Could you write out every entry exactly as it stands?

Data records:
[Begin]

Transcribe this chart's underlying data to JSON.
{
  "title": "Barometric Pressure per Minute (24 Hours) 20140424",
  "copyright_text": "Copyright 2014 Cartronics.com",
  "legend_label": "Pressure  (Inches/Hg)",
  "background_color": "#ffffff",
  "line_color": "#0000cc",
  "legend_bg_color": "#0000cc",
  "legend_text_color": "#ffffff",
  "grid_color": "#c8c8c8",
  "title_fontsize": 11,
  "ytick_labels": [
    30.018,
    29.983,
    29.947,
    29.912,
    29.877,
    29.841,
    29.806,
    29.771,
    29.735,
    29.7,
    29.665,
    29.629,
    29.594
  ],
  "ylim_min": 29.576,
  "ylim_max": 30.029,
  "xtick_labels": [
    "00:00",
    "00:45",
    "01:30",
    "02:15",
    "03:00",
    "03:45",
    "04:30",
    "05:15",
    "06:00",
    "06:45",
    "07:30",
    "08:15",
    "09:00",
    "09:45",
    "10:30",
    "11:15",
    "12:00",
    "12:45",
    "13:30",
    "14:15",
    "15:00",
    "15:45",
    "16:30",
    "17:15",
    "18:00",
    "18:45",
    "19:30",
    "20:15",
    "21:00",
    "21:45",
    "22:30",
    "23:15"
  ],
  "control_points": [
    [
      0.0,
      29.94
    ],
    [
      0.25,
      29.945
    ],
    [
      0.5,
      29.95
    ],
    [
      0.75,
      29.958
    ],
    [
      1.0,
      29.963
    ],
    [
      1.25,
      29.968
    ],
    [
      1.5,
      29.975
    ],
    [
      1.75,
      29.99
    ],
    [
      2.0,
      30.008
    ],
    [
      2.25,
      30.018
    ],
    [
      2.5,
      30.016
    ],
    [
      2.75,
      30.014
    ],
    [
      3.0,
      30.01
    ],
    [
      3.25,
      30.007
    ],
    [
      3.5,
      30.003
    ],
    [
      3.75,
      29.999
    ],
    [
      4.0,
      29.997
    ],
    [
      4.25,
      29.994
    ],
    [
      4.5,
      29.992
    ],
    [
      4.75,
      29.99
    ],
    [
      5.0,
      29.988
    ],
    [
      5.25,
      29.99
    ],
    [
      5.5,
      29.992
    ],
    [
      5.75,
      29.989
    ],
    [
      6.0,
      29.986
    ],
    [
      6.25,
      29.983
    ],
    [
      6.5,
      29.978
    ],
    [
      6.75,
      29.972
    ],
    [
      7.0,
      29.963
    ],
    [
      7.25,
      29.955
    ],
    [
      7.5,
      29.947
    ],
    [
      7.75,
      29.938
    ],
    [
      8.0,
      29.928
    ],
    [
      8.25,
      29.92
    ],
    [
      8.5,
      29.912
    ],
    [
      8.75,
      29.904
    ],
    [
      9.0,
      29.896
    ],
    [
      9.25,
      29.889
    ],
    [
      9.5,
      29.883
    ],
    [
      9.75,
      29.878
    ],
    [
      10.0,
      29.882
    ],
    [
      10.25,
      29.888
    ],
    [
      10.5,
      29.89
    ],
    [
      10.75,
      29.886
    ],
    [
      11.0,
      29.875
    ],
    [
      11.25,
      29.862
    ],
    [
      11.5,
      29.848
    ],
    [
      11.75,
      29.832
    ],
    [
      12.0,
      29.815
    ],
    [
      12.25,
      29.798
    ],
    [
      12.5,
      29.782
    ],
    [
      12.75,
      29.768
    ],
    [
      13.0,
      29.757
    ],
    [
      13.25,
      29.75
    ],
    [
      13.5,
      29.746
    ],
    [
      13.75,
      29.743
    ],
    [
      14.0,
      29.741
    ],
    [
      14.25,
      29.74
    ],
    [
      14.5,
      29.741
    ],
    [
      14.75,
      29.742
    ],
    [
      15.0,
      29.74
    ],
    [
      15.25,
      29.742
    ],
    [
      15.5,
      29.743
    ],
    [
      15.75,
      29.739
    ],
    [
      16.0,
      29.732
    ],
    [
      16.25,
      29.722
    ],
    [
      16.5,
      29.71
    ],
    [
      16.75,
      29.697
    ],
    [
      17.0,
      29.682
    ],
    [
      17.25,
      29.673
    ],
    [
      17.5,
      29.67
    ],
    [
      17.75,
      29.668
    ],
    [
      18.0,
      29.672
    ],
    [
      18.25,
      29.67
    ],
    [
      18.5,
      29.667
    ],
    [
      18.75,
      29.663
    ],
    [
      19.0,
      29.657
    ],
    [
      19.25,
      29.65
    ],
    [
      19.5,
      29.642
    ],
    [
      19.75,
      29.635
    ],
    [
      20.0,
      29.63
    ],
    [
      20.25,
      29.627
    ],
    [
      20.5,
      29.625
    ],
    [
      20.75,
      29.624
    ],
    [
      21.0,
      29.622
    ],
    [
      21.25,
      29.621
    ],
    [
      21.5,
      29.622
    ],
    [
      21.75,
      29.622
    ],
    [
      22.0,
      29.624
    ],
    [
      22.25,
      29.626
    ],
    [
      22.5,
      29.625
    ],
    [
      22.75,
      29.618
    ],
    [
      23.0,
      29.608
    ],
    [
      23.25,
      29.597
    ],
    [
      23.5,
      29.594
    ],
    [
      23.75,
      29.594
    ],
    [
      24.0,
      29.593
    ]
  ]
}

[End]

Worked solution
Transcribe this chart's underlying data to JSON.
{
  "title": "Barometric Pressure per Minute (24 Hours) 20140424",
  "copyright_text": "Copyright 2014 Cartronics.com",
  "legend_label": "Pressure  (Inches/Hg)",
  "background_color": "#ffffff",
  "line_color": "#0000cc",
  "legend_bg_color": "#0000cc",
  "legend_text_color": "#ffffff",
  "grid_color": "#c8c8c8",
  "title_fontsize": 11,
  "ytick_labels": [
    30.018,
    29.983,
    29.947,
    29.912,
    29.877,
    29.841,
    29.806,
    29.771,
    29.735,
    29.7,
    29.665,
    29.629,
    29.594
  ],
  "ylim_min": 29.576,
  "ylim_max": 30.029,
  "xtick_labels": [
    "00:00",
    "00:45",
    "01:30",
    "02:15",
    "03:00",
    "03:45",
    "04:30",
    "05:15",
    "06:00",
    "06:45",
    "07:30",
    "08:15",
    "09:00",
    "09:45",
    "10:30",
    "11:15",
    "12:00",
    "12:45",
    "13:30",
    "14:15",
    "15:00",
    "15:45",
    "16:30",
    "17:15",
    "18:00",
    "18:45",
    "19:30",
    "20:15",
    "21:00",
    "21:45",
    "22:30",
    "23:15"
  ],
  "control_points": [
    [
      0.0,
      29.94
    ],
    [
      0.25,
      29.945
    ],
    [
      0.5,
      29.95
    ],
    [
      0.75,
      29.958
    ],
    [
      1.0,
      29.963
    ],
    [
      1.25,
      29.968
    ],
    [
      1.5,
      29.975
    ],
    [
      1.75,
      29.99
    ],
    [
      2.0,
      30.008
    ],
    [
      2.25,
      30.018
    ],
    [
      2.5,
      30.016
    ],
    [
      2.75,
      30.014
    ],
    [
      3.0,
      30.01
    ],
    [
      3.25,
      30.007
    ],
    [
      3.5,
      30.003
    ],
    [
      3.75,
      29.999
    ],
    [
      4.0,
      29.997
    ],
    [
      4.25,
      29.994
    ],
    [
      4.5,
      29.992
    ],
    [
      4.75,
      29.99
    ],
    [
      5.0,
      29.988
    ],
    [
      5.25,
      29.99
    ],
    [
      5.5,
      29.992
    ],
    [
      5.75,
      29.989
    ],
    [
      6.0,
      29.986
    ],
    [
      6.25,
      29.983
    ],
    [
      6.5,
      29.978
    ],
    [
      6.75,
      29.972
    ],
    [
      7.0,
      29.963
    ],
    [
      7.25,
      29.955
    ],
    [
      7.5,
      29.947
    ],
    [
      7.75,
      29.938
    ],
    [
      8.0,
      29.928
    ],
    [
      8.25,
      29.92
    ],
    [
      8.5,
      29.912
    ],
    [
      8.75,
      29.904
    ],
    [
      9.0,
      29.896
    ],
    [
      9.25,
      29.889
    ],
    [
      9.5,
      29.883
    ],
    [
      9.75,
      29.878
    ],
    [
      10.0,
      29.882
    ],
    [
      10.25,
      29.888
    ],
    [
      10.5,
      29.89
    ],
    [
      10.75,
      29.886
    ],
    [
      11.0,
      29.875
    ],
    [
      11.25,
      29.862
    ],
    [
      11.5,
      29.848
    ],
    [
      11.75,
      29.832
    ],
    [
      12.0,
      29.815
    ],
    [
      12.25,
      29.798
    ],
    [
      12.5,
      29.782
    ],
    [
      12.75,
      29.768
    ],
    [
      13.0,
      29.757
    ],
    [
      13.25,
      29.75
    ],
    [
      13.5,
      29.746
    ],
    [
      13.75,
      29.743
    ],
    [
      14.0,
      29.741
    ],
    [
      14.25,
      29.74
    ],
    [
      14.5,
      29.741
    ],
    [
      14.75,
      29.742
    ],
    [
      15.0,
      29.74
    ],
    [
      15.25,
      29.742
    ],
    [
      15.5,
      29.743
    ],
    [
      15.75,
      29.739
    ],
    [
      16.0,
      29.732
    ],
    [
      16.25,
      29.722
    ],
    [
      16.5,
      29.71
    ],
    [
      16.75,
      29.697
    ],
    [
      17.0,
      29.682
    ],
    [
      17.25,
      29.673
    ],
    [
      17.5,
      29.67
    ],
    [
      17.75,
      29.668
    ],
    [
      18.0,
      29.672
    ],
    [
      18.25,
      29.67
    ],
    [
      18.5,
      29.667
    ],
    [
      18.75,
      29.663
    ],
    [
      19.0,
      29.657
    ],
    [
      19.25,
      29.65
    ],
    [
      19.5,
      29.642
    ],
    [
      19.75,
      29.635
    ],
    [
      20.0,
      29.63
    ],
    [
      20.25,
      29.627
    ],
    [
      20.5,
      29.625
    ],
    [
      20.75,
      29.624
    ],
    [
      21.0,
      29.622
    ],
    [
      21.25,
      29.621
    ],
    [
      21.5,
      29.622
    ],
    [
      21.75,
      29.622
    ],
    [
      22.0,
      29.624
    ],
    [
      22.25,
      29.626
    ],
    [
      22.5,
      29.625
    ],
    [
      22.75,
      29.618
    ],
    [
      23.0,
      29.608
    ],
    [
      23.25,
      29.597
    ],
    [
      23.5,
      29.594
    ],
    [
      23.75,
      29.594
    ],
    [
      24.0,
      29.593
    ]
  ]
}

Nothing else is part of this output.